SUPPLIED DATA:
________________

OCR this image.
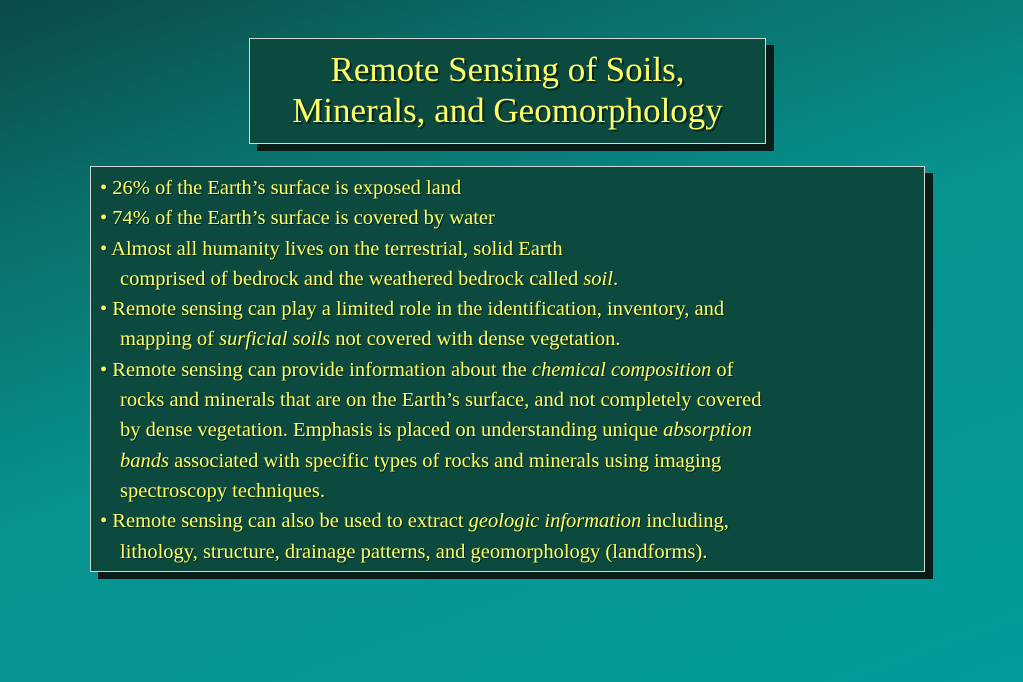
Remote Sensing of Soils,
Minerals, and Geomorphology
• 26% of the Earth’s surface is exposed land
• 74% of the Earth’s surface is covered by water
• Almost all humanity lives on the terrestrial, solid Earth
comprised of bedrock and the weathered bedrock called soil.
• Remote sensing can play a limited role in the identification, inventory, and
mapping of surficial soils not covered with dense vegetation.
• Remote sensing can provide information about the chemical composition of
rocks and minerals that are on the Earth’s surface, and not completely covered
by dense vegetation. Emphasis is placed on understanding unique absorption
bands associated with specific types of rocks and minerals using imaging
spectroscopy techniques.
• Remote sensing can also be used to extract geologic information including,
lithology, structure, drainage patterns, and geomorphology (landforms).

________________

SET PROBLEM: Extract every line containing the string "dense" from the data above.

OUTPUT:
mapping of surficial soils not covered with dense vegetation.
by dense vegetation. Emphasis is placed on understanding unique absorption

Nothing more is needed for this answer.